● Problem description: Which lines below hold the word "with"? Report each one.

(Document page records)
----------------
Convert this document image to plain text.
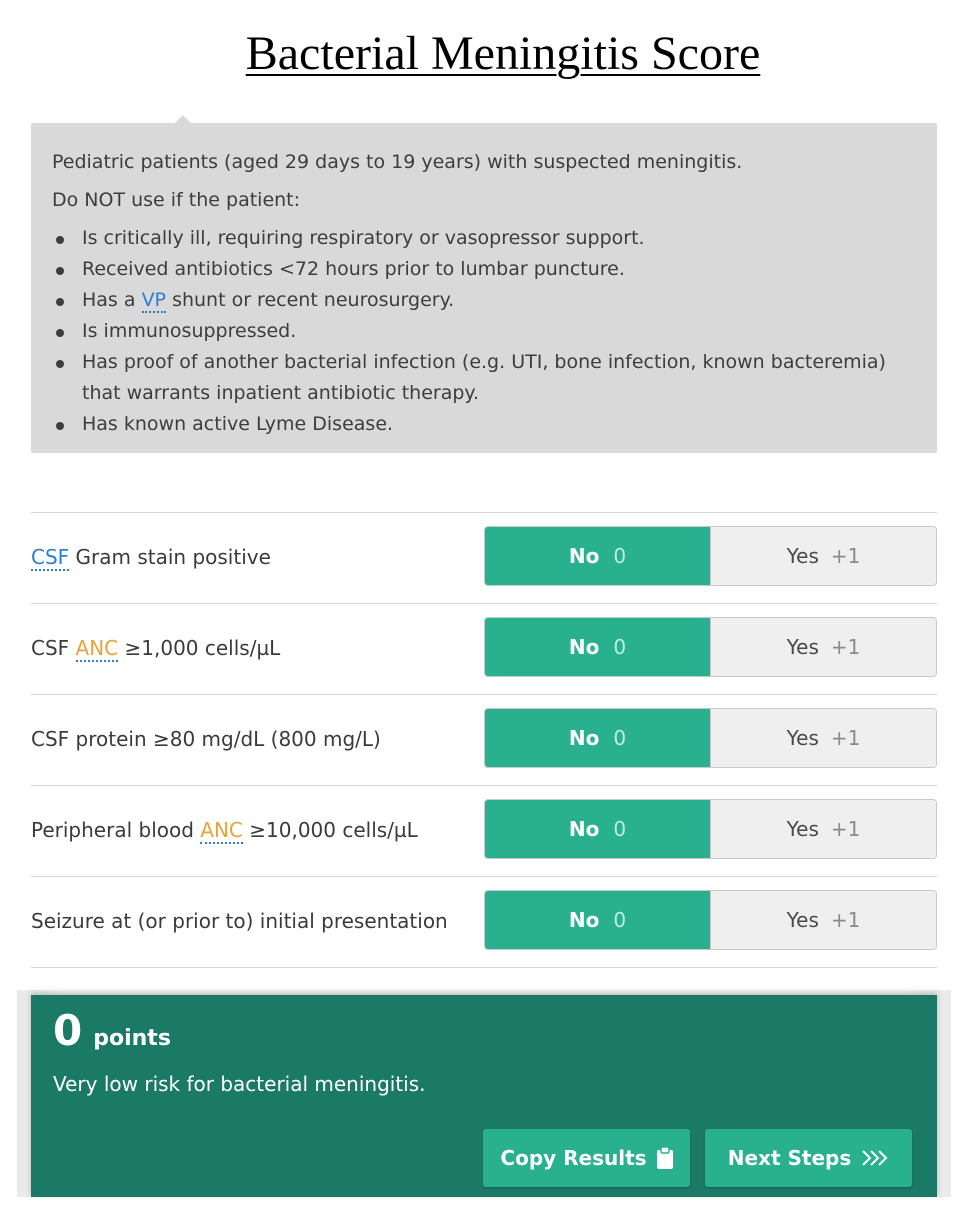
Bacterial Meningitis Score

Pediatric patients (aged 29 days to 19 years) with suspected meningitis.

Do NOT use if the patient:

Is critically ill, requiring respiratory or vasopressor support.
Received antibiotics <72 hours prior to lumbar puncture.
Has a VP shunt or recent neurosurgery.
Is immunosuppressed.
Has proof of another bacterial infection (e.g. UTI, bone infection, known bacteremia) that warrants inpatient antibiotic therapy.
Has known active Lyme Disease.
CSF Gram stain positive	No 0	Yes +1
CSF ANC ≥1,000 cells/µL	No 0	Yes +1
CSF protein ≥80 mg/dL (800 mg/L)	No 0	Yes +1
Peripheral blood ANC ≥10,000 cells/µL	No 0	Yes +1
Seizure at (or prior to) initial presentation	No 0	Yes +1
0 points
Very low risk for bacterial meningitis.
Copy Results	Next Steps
----------------
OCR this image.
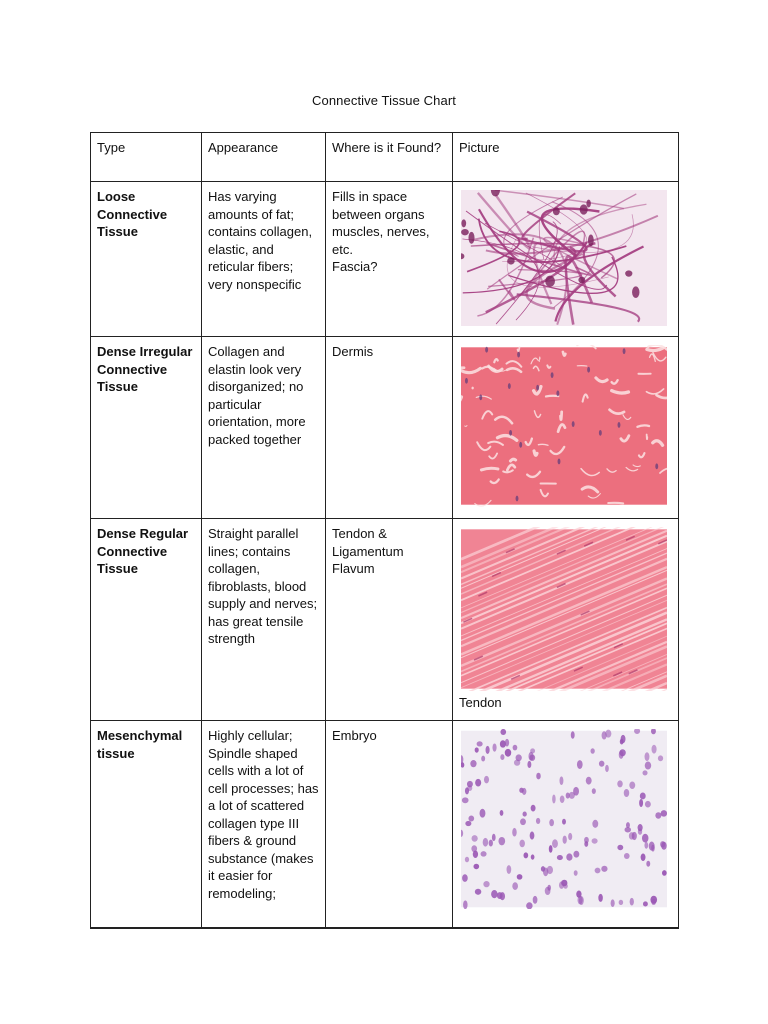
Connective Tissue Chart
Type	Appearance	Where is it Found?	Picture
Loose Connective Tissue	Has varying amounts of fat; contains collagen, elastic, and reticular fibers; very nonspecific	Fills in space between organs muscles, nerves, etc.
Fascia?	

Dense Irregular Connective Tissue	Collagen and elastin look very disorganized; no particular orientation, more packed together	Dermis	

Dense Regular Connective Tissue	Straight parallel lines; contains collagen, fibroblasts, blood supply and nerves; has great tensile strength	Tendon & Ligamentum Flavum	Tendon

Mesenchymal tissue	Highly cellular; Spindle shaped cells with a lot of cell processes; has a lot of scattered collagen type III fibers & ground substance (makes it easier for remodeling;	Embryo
----------------
● Response:
Pediatric patients (aged 29 days to 19 years) with suspected meningitis.
Mesenchymal tissue	Highly cellular; Spindle shaped cells with a lot of cell processes; has a lot of scattered collagen type III fibers & ground substance (makes it easier for remodeling;	Embryo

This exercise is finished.